Saved entries
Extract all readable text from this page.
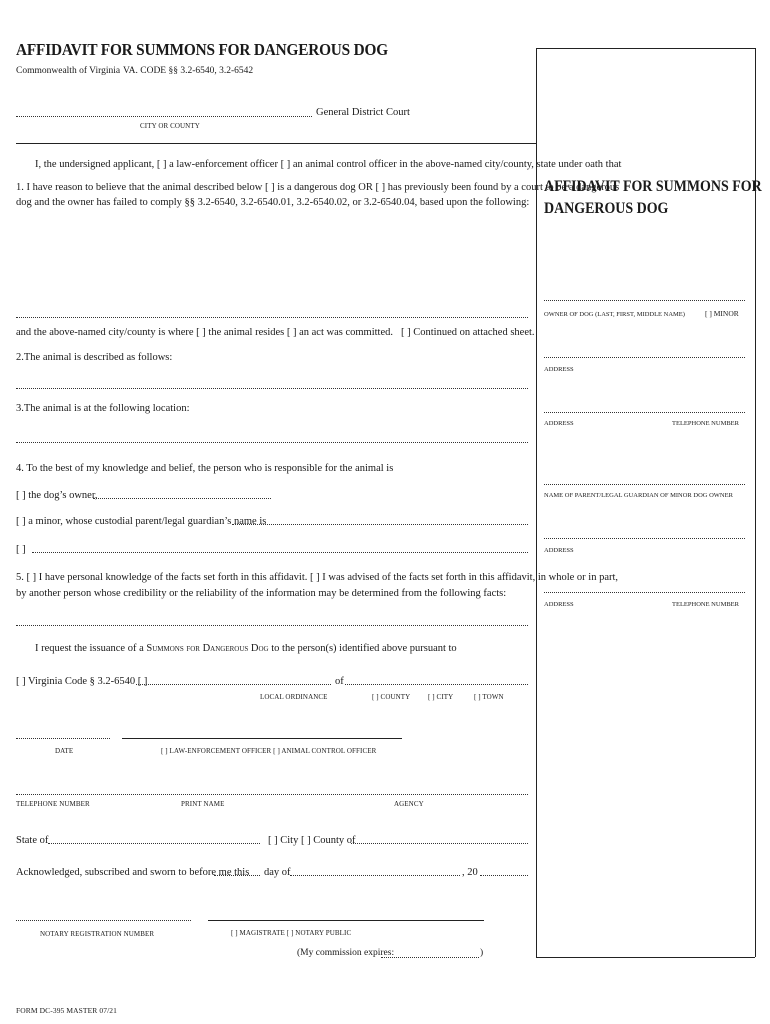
AFFIDAVIT FOR SUMMONS FOR DANGEROUS DOG
Commonwealth of Virginia VA. CODE §§ 3.2-6540, 3.2-6542
General District Court
CITY OR COUNTY
I, the undersigned applicant, [ ] a law-enforcement officer [ ] an animal control officer in the above-named city/county, state under oath that
1. I have reason to believe that the animal described below [ ] is a dangerous dog OR [ ] has previously been found by a court to be a dangerous
dog and the owner has failed to comply §§ 3.2-6540, 3.2-6540.01, 3.2-6540.02, or 3.2-6540.04, based upon the following:
and the above-named city/county is where [ ] the animal resides [ ] an act was committed. [ ] Continued on attached sheet.
2.The animal is described as follows:
3.The animal is at the following location:
4. To the best of my knowledge and belief, the person who is responsible for the animal is
[ ] the dog’s owner,
[ ] a minor, whose custodial parent/legal guardian’s name is
[ ]
5. [ ] I have personal knowledge of the facts set forth in this affidavit. [ ] I was advised of the facts set forth in this affidavit, in whole or in part,
by another person whose credibility or the reliability of the information may be determined from the following facts:
I request the issuance of a Summons for Dangerous Dog to the person(s) identified above pursuant to
[ ] Virginia Code § 3.2-6540 [ ]	of
LOCAL ORDINANCE	[ ] COUNTY	[ ] CITY	[ ] TOWN
DATE	[ ] LAW-ENFORCEMENT OFFICER [ ] ANIMAL CONTROL OFFICER
TELEPHONE NUMBER	PRINT NAME	AGENCY
State of	[ ] City [ ] County of
Acknowledged, subscribed and sworn to before me this day of	, 20
NOTARY REGISTRATION NUMBER	[ ] MAGISTRATE [ ] NOTARY PUBLIC
(My commission expires:	)
FORM DC-395 MASTER 07/21
AFFIDAVIT FOR SUMMONS FOR
DANGEROUS DOG
OWNER OF DOG (LAST, FIRST, MIDDLE NAME)	[ ] MINOR
ADDRESS
ADDRESS	TELEPHONE NUMBER
NAME OF PARENT/LEGAL GUARDIAN OF MINOR DOG OWNER
ADDRESS
ADDRESS	TELEPHONE NUMBER
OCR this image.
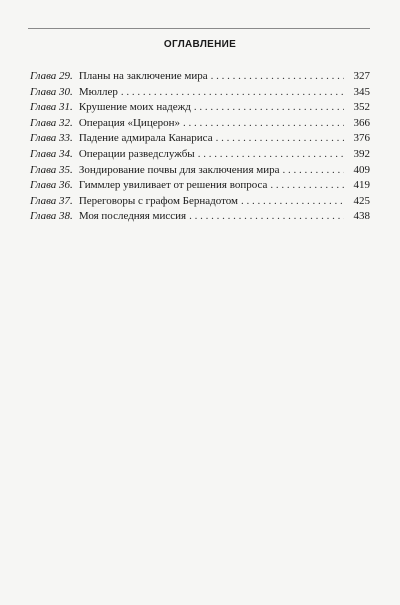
ОГЛАВЛЕНИЕ
Глава 29. Планы на заключение мира . . .	327
Глава 30. Мюллер . . .	345
Глава 31. Крушение моих надежд . . .	352
Глава 32. Операция «Цицерон» . . .	366
Глава 33. Падение адмирала Канариса . . .	376
Глава 34. Операции разведслужбы . . .	392
Глава 35. Зондирование почвы для заключения мира . . .	409
Глава 36. Гиммлер увиливает от решения вопроса . . .	419
Глава 37. Переговоры с графом Бернадотом . . .	425
Глава 38. Моя последняя миссия . . .	438
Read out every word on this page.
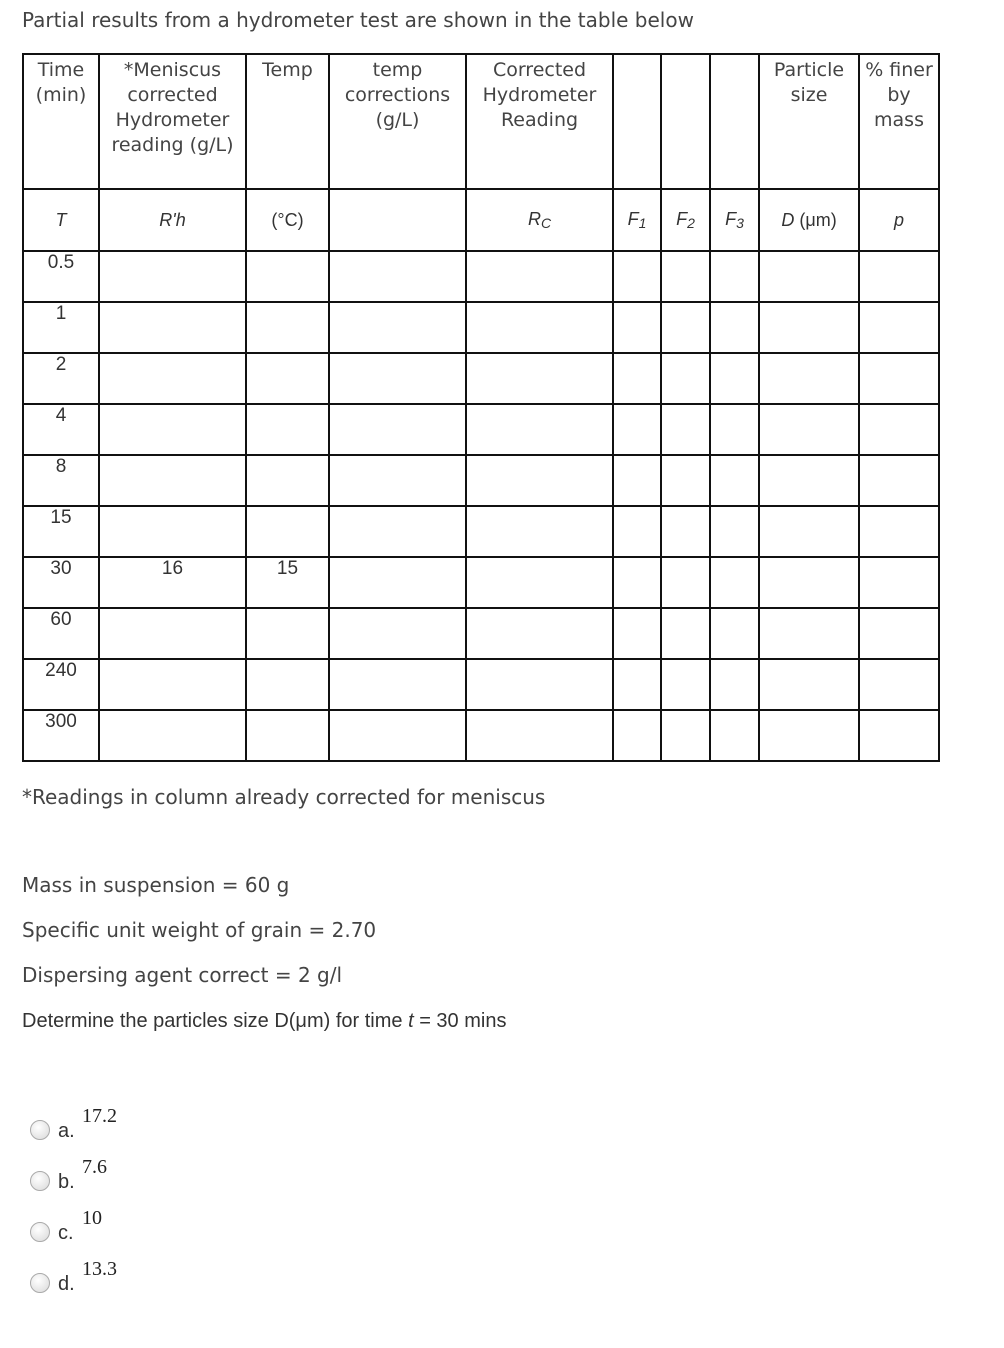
Partial results from a hydrometer test are shown in the table below
Time (min)	*Meniscus corrected Hydrometer reading (g/L)	Temp	temp corrections (g/L)	Corrected Hydrometer Reading				Particle size	% finer by mass
T	R'h	(°C)		$R_C$	$F_1$	$F_2$	$F_3$	D (μm)	p
0.5									
1									
2									
4									
8									
15									
30	16	15							
60									
240									
300									
*Readings in column already corrected for meniscus
Mass in suspension = 60 g
Specific unit weight of grain = 2.70
Dispersing agent correct = 2 g/l
Determine the particles size D(μm) for time t = 30 mins
a.
17.2
b.
7.6
c.
10
d.
13.3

WHAT YOU NEED TO DO - Pick out the lines that contain "facts" and copy them.

FULL OUTPUT -
5. [ ] I have personal knowledge of the facts set forth in this affidavit. [ ] I was advised of the facts set forth in this affidavit, in whole or in part,
by another person whose credibility or the reliability of the information may be determined from the following facts:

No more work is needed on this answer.